## [DATASET]
──────
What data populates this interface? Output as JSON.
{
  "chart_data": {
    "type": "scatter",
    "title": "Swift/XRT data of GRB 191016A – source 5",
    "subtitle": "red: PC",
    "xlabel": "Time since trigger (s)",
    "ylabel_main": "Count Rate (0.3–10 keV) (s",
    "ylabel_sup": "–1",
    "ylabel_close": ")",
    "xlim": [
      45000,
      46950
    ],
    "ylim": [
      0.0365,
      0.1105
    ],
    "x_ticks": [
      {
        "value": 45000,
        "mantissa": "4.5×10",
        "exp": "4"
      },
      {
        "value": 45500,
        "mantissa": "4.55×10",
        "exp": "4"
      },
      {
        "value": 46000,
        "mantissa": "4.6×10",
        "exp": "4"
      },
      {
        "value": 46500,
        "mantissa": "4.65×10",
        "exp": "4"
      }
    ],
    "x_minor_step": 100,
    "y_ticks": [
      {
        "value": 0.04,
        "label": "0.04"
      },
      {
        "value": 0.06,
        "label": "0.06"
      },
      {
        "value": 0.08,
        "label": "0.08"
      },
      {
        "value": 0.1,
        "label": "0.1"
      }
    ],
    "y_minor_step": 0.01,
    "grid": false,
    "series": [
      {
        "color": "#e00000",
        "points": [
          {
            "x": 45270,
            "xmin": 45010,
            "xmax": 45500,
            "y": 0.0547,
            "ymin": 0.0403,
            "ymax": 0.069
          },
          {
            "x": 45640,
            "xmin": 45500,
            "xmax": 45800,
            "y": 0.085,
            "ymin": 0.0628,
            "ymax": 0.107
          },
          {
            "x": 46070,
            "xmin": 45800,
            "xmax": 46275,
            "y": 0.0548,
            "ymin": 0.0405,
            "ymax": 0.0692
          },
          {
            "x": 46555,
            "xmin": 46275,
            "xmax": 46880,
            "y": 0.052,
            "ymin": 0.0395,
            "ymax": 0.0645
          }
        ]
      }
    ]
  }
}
──────
## [WORK REQUIRED]
Count every line bearing the word "value"; report the total only.

## [TASK RESULT]
8